◆ Data section ◆

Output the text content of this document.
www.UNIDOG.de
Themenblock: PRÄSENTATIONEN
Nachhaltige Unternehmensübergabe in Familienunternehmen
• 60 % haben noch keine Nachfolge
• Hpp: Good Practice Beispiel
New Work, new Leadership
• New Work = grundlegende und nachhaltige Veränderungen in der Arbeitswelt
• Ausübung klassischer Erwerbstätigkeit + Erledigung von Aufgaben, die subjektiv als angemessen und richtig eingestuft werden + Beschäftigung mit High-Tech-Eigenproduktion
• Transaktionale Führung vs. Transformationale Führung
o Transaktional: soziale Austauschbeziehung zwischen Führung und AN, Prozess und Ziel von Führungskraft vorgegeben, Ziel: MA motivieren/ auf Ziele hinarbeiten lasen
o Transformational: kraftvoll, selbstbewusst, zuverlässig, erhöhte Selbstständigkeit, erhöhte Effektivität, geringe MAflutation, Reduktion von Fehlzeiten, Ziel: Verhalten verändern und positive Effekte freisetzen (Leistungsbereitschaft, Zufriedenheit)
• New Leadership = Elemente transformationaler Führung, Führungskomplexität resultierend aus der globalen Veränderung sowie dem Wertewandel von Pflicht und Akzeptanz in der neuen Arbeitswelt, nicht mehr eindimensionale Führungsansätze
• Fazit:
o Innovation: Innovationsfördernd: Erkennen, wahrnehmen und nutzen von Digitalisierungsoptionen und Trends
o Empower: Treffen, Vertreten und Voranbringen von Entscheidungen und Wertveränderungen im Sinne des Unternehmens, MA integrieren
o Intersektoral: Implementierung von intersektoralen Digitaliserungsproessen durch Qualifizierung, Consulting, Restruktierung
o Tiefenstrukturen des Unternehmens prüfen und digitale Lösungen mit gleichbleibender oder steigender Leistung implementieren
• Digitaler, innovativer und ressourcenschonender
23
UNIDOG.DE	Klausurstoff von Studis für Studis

◆ What to work on ◆
Examine the records and pull out every line where the string "UNIDOG" occurs.

◆ Response to the exercise ◆
www.UNIDOG.de
UNIDOG.DE	Klausurstoff von Studis für Studis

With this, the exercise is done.